### [WHAT IS REQUIRED]
Copy the listing below in full and skip every picture.

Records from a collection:

____

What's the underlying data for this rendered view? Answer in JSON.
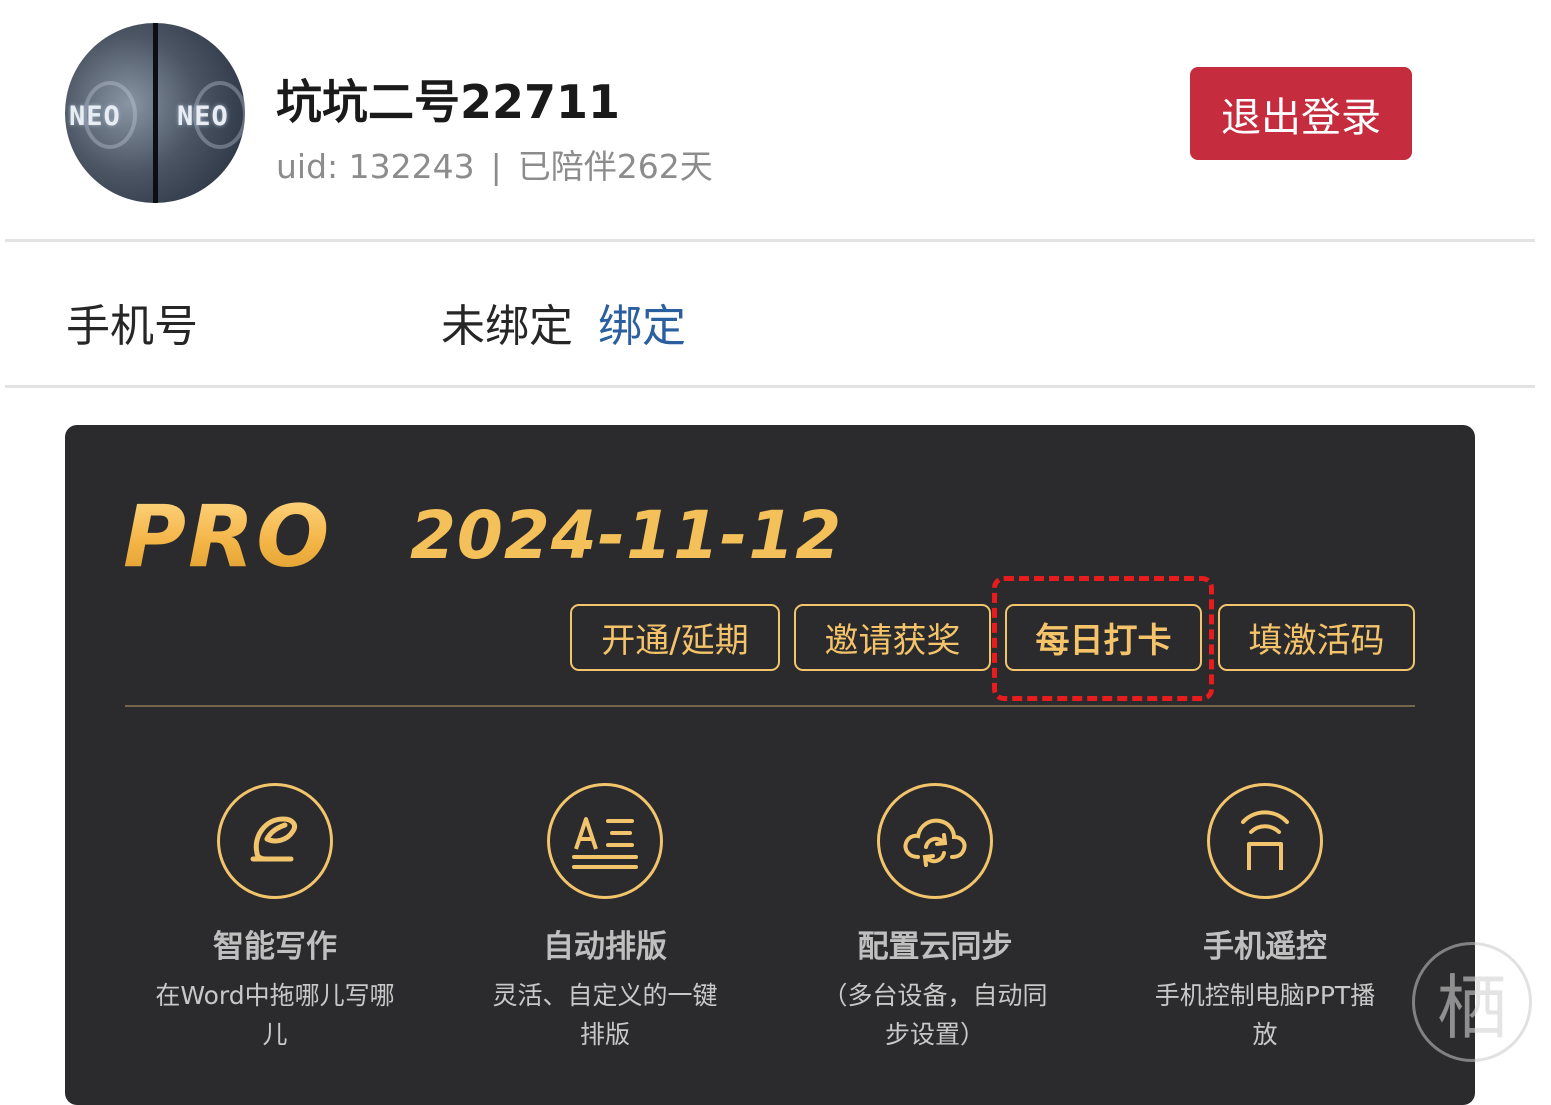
{
  "profile": {
    "username": "坑坑二号22711",
    "uid": "uid: 132243",
    "separator": "|",
    "companion_days": "已陪伴262天",
    "avatar_text": "NEO",
    "logout_label": "退出登录"
  },
  "phone": {
    "label": "手机号",
    "status": "未绑定",
    "bind_label": "绑定"
  },
  "pro": {
    "badge": "PRO",
    "expiry_date": "2024-11-12",
    "buttons": [
      {
        "label": "开通/延期"
      },
      {
        "label": "邀请获奖"
      },
      {
        "label": "每日打卡"
      },
      {
        "label": "填激活码"
      }
    ],
    "features": [
      {
        "icon": "pen-icon",
        "name": "智能写作",
        "desc": "在Word中拖哪儿写哪儿"
      },
      {
        "icon": "text-format-icon",
        "name": "自动排版",
        "desc": "灵活、自定义的一键排版"
      },
      {
        "icon": "cloud-sync-icon",
        "name": "配置云同步",
        "desc": "（多台设备，自动同步设置）"
      },
      {
        "icon": "remote-control-icon",
        "name": "手机遥控",
        "desc": "手机控制电脑PPT播放"
      }
    ]
  },
  "watermark": {
    "glyph": "栖"
  },
  "colors": {
    "accent_gold": "#f2c46b",
    "logout_red": "#c52d3e",
    "card_bg": "#2b2b2d",
    "link_blue": "#2a5fa0",
    "highlight_red": "#e81c1c"
  }
}
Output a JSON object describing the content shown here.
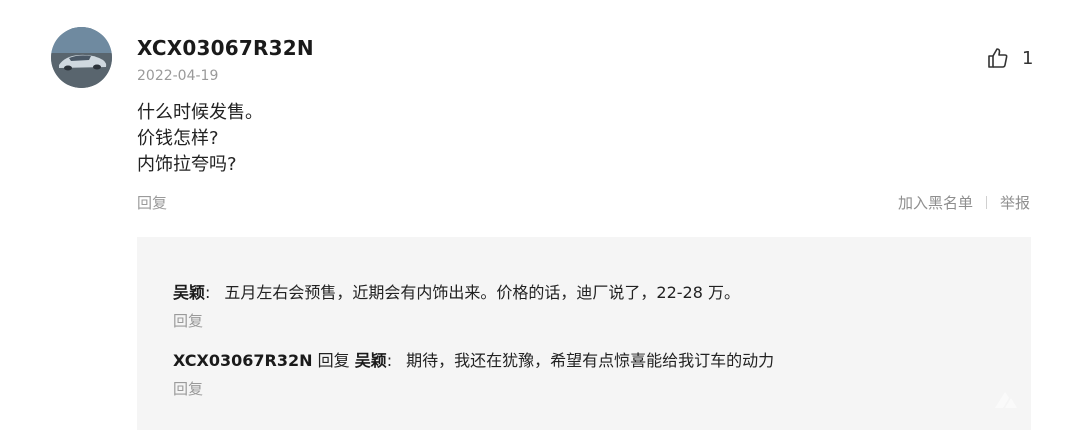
{
  "comment": {
    "username": "XCX03067R32N",
    "date": "2022-04-19",
    "likes": "1",
    "text_lines": [
      "什么时候发售。",
      "价钱怎样?",
      "内饰拉夸吗?"
    ],
    "reply_label": "回复",
    "blacklist_label": "加入黑名单",
    "report_label": "举报",
    "avatar_icon": "car-photo-avatar",
    "like_icon": "thumbs-up-icon"
  },
  "replies": [
    {
      "author": "吴颖",
      "colon": ":",
      "text": "五月左右会预售，近期会有内饰出来。价格的话，迪厂说了，22-28 万。",
      "reply_label": "回复"
    },
    {
      "author": "XCX03067R32N",
      "reply_word": "回复",
      "target": "吴颖",
      "colon": ":",
      "text": "期待，我还在犹豫，希望有点惊喜能给我订车的动力",
      "reply_label": "回复"
    }
  ],
  "colors": {
    "reply_bg": "#f5f5f5",
    "muted_text": "#9a9a9a",
    "main_text": "#222222"
  }
}
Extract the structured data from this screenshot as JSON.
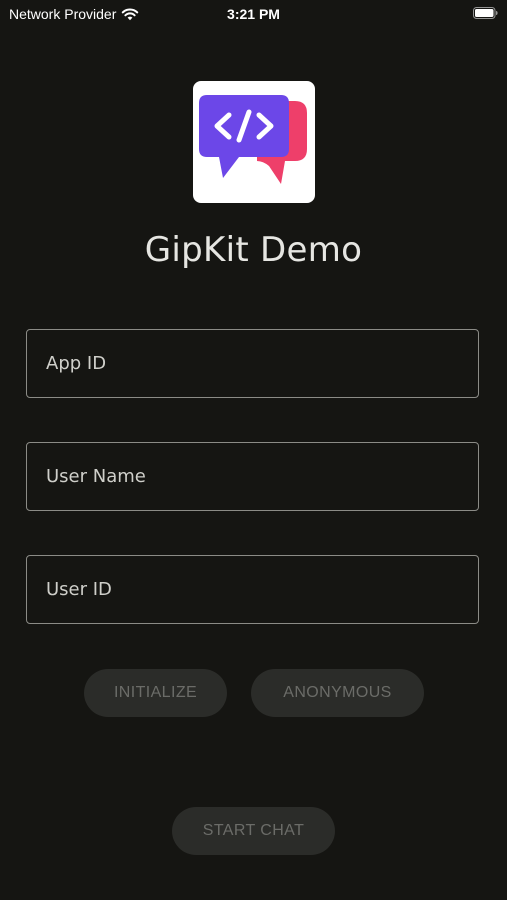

____

### [TASK RESULT]
What's the underlying data for this rendered view? Answer in JSON.
{
  "profile": {
    "username": "坑坑二号22711",
    "uid": "uid: 132243",
    "separator": "|",
    "companion_days": "已陪伴262天",
    "avatar_text": "NEO",
    "logout_label": "退出登录"
  },
  "phone": {
    "label": "手机号",
    "status": "未绑定",
    "bind_label": "绑定"
  },
  "pro": {
    "badge": "PRO",
    "expiry_date": "2024-11-12",
    "buttons": [
      {
        "label": "开通/延期"
      },
      {
        "label": "邀请获奖"
      },
      {
        "label": "每日打卡"
      },
      {
        "label": "填激活码"
      }
    ],
    "features": [
      {
        "icon": "pen-icon",
        "name": "智能写作",
        "desc": "在Word中拖哪儿写哪儿"
      },
      {
        "icon": "text-format-icon",
        "name": "自动排版",
        "desc": "灵活、自定义的一键排版"
      },
      {
        "icon": "cloud-sync-icon",
        "name": "配置云同步",
        "desc": "（多台设备，自动同步设置）"
      },
      {
        "icon": "remote-control-icon",
        "name": "手机遥控",
        "desc": "手机控制电脑PPT播放"
      }
    ]
  },
  "watermark": {
    "glyph": "栖"
  },
  "colors": {
    "accent_gold": "#f2c46b",
    "logout_red": "#c52d3e",
    "card_bg": "#2b2b2d",
    "link_blue": "#2a5fa0",
    "highlight_red": "#e81c1c"
  }
}
Output a JSON object describing the content shown here.
{
  "comment": {
    "username": "XCX03067R32N",
    "date": "2022-04-19",
    "likes": "1",
    "text_lines": [
      "什么时候发售。",
      "价钱怎样?",
      "内饰拉夸吗?"
    ],
    "reply_label": "回复",
    "blacklist_label": "加入黑名单",
    "report_label": "举报",
    "avatar_icon": "car-photo-avatar",
    "like_icon": "thumbs-up-icon"
  },
  "replies": [
    {
      "author": "吴颖",
      "colon": ":",
      "text": "五月左右会预售，近期会有内饰出来。价格的话，迪厂说了，22-28 万。",
      "reply_label": "回复"
    },
    {
      "author": "XCX03067R32N",
      "reply_word": "回复",
      "target": "吴颖",
      "colon": ":",
      "text": "期待，我还在犹豫，希望有点惊喜能给我订车的动力",
      "reply_label": "回复"
    }
  ],
  "colors": {
    "reply_bg": "#f5f5f5",
    "muted_text": "#9a9a9a",
    "main_text": "#222222"
  }
}
Extract the structured data from this screenshot as JSON.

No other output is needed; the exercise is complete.